▸ Stated exercise: Every entry must be copied word for word.

▸ Records shown:
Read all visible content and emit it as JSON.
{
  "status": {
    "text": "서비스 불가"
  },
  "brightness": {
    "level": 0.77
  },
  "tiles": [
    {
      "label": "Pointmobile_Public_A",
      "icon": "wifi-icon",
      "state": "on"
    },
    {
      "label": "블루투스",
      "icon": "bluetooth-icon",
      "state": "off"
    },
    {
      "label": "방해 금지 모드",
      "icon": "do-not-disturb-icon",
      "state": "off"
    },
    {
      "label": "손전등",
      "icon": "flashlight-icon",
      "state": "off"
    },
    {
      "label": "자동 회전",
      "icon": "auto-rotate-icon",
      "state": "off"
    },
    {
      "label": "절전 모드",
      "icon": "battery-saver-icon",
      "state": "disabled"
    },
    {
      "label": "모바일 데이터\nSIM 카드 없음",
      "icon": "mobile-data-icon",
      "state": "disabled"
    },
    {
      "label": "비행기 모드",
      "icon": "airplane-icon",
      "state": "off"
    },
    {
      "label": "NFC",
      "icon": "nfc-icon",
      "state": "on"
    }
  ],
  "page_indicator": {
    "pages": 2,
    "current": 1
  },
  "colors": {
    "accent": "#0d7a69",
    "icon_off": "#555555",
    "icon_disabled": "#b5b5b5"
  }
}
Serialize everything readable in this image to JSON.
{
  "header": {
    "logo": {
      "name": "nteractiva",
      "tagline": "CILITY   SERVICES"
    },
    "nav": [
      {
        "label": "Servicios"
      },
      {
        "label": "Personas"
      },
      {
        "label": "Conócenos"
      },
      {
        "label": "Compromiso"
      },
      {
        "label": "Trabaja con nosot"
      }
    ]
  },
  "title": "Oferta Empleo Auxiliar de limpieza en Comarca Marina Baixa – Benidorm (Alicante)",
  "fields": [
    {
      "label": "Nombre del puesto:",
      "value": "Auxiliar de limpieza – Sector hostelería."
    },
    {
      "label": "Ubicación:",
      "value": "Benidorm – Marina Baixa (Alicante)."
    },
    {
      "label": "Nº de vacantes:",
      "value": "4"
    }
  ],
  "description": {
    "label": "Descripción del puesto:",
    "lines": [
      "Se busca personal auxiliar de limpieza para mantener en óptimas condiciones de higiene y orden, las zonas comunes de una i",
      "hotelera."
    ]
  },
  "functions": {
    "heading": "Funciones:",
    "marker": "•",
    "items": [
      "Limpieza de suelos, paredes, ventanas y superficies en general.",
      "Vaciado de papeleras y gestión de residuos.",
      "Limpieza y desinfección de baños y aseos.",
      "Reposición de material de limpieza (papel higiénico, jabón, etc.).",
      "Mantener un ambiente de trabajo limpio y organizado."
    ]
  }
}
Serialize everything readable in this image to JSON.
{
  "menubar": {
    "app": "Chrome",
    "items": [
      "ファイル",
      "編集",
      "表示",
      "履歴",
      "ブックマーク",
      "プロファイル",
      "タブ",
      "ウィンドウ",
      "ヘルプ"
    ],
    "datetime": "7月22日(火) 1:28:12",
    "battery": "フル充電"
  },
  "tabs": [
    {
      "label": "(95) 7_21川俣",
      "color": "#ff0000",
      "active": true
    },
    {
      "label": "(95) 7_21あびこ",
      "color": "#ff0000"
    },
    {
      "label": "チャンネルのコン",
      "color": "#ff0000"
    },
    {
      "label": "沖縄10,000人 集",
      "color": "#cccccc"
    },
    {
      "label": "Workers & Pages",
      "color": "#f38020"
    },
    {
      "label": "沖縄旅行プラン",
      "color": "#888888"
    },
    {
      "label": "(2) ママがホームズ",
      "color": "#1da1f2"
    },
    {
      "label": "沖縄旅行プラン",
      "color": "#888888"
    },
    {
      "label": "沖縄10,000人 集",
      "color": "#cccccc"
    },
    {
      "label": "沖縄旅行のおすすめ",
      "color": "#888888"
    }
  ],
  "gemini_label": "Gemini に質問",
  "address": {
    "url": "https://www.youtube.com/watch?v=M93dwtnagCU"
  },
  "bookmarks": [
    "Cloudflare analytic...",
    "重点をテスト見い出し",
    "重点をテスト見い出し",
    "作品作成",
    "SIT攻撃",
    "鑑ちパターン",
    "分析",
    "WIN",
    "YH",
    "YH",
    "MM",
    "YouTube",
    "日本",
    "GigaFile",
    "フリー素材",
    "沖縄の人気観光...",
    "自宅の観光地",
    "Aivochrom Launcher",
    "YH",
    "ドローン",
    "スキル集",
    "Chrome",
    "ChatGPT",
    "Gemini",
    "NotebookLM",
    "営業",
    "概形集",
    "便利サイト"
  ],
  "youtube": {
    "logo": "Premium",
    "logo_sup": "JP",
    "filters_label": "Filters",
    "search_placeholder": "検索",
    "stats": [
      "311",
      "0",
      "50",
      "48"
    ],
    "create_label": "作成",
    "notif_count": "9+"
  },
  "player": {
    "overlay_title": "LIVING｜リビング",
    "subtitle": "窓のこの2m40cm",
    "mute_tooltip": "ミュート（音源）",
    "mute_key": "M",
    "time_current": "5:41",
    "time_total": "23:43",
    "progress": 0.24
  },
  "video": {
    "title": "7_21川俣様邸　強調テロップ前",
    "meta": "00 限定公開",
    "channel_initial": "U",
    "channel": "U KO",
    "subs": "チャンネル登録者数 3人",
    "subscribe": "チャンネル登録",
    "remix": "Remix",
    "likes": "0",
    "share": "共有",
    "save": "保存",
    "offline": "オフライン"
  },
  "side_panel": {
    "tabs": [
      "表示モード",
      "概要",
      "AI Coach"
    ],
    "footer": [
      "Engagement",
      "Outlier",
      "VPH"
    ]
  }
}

▸ In response:
Read all visible content and emit it as JSON.
{
  "status": {
    "text": "서비스 불가"
  },
  "brightness": {
    "level": 0.77
  },
  "tiles": [
    {
      "label": "Pointmobile_Public_A",
      "icon": "wifi-icon",
      "state": "on"
    },
    {
      "label": "블루투스",
      "icon": "bluetooth-icon",
      "state": "off"
    },
    {
      "label": "방해 금지 모드",
      "icon": "do-not-disturb-icon",
      "state": "off"
    },
    {
      "label": "손전등",
      "icon": "flashlight-icon",
      "state": "off"
    },
    {
      "label": "자동 회전",
      "icon": "auto-rotate-icon",
      "state": "off"
    },
    {
      "label": "절전 모드",
      "icon": "battery-saver-icon",
      "state": "disabled"
    },
    {
      "label": "모바일 데이터\nSIM 카드 없음",
      "icon": "mobile-data-icon",
      "state": "disabled"
    },
    {
      "label": "비행기 모드",
      "icon": "airplane-icon",
      "state": "off"
    },
    {
      "label": "NFC",
      "icon": "nfc-icon",
      "state": "on"
    }
  ],
  "page_indicator": {
    "pages": 2,
    "current": 1
  },
  "colors": {
    "accent": "#0d7a69",
    "icon_off": "#555555",
    "icon_disabled": "#b5b5b5"
  }
}
Serialize everything readable in this image to JSON.
{
  "header": {
    "logo": {
      "name": "nteractiva",
      "tagline": "CILITY   SERVICES"
    },
    "nav": [
      {
        "label": "Servicios"
      },
      {
        "label": "Personas"
      },
      {
        "label": "Conócenos"
      },
      {
        "label": "Compromiso"
      },
      {
        "label": "Trabaja con nosot"
      }
    ]
  },
  "title": "Oferta Empleo Auxiliar de limpieza en Comarca Marina Baixa – Benidorm (Alicante)",
  "fields": [
    {
      "label": "Nombre del puesto:",
      "value": "Auxiliar de limpieza – Sector hostelería."
    },
    {
      "label": "Ubicación:",
      "value": "Benidorm – Marina Baixa (Alicante)."
    },
    {
      "label": "Nº de vacantes:",
      "value": "4"
    }
  ],
  "description": {
    "label": "Descripción del puesto:",
    "lines": [
      "Se busca personal auxiliar de limpieza para mantener en óptimas condiciones de higiene y orden, las zonas comunes de una i",
      "hotelera."
    ]
  },
  "functions": {
    "heading": "Funciones:",
    "marker": "•",
    "items": [
      "Limpieza de suelos, paredes, ventanas y superficies en general.",
      "Vaciado de papeleras y gestión de residuos.",
      "Limpieza y desinfección de baños y aseos.",
      "Reposición de material de limpieza (papel higiénico, jabón, etc.).",
      "Mantener un ambiente de trabajo limpio y organizado."
    ]
  }
}
Serialize everything readable in this image to JSON.
{
  "menubar": {
    "app": "Chrome",
    "items": [
      "ファイル",
      "編集",
      "表示",
      "履歴",
      "ブックマーク",
      "プロファイル",
      "タブ",
      "ウィンドウ",
      "ヘルプ"
    ],
    "datetime": "7月22日(火) 1:28:12",
    "battery": "フル充電"
  },
  "tabs": [
    {
      "label": "(95) 7_21川俣",
      "color": "#ff0000",
      "active": true
    },
    {
      "label": "(95) 7_21あびこ",
      "color": "#ff0000"
    },
    {
      "label": "チャンネルのコン",
      "color": "#ff0000"
    },
    {
      "label": "沖縄10,000人 集",
      "color": "#cccccc"
    },
    {
      "label": "Workers & Pages",
      "color": "#f38020"
    },
    {
      "label": "沖縄旅行プラン",
      "color": "#888888"
    },
    {
      "label": "(2) ママがホームズ",
      "color": "#1da1f2"
    },
    {
      "label": "沖縄旅行プラン",
      "color": "#888888"
    },
    {
      "label": "沖縄10,000人 集",
      "color": "#cccccc"
    },
    {
      "label": "沖縄旅行のおすすめ",
      "color": "#888888"
    }
  ],
  "gemini_label": "Gemini に質問",
  "address": {
    "url": "https://www.youtube.com/watch?v=M93dwtnagCU"
  },
  "bookmarks": [
    "Cloudflare analytic...",
    "重点をテスト見い出し",
    "重点をテスト見い出し",
    "作品作成",
    "SIT攻撃",
    "鑑ちパターン",
    "分析",
    "WIN",
    "YH",
    "YH",
    "MM",
    "YouTube",
    "日本",
    "GigaFile",
    "フリー素材",
    "沖縄の人気観光...",
    "自宅の観光地",
    "Aivochrom Launcher",
    "YH",
    "ドローン",
    "スキル集",
    "Chrome",
    "ChatGPT",
    "Gemini",
    "NotebookLM",
    "営業",
    "概形集",
    "便利サイト"
  ],
  "youtube": {
    "logo": "Premium",
    "logo_sup": "JP",
    "filters_label": "Filters",
    "search_placeholder": "検索",
    "stats": [
      "311",
      "0",
      "50",
      "48"
    ],
    "create_label": "作成",
    "notif_count": "9+"
  },
  "player": {
    "overlay_title": "LIVING｜リビング",
    "subtitle": "窓のこの2m40cm",
    "mute_tooltip": "ミュート（音源）",
    "mute_key": "M",
    "time_current": "5:41",
    "time_total": "23:43",
    "progress": 0.24
  },
  "video": {
    "title": "7_21川俣様邸　強調テロップ前",
    "meta": "00 限定公開",
    "channel_initial": "U",
    "channel": "U KO",
    "subs": "チャンネル登録者数 3人",
    "subscribe": "チャンネル登録",
    "remix": "Remix",
    "likes": "0",
    "share": "共有",
    "save": "保存",
    "offline": "オフライン"
  },
  "side_panel": {
    "tabs": [
      "表示モード",
      "概要",
      "AI Coach"
    ],
    "footer": [
      "Engagement",
      "Outlier",
      "VPH"
    ]
  }
}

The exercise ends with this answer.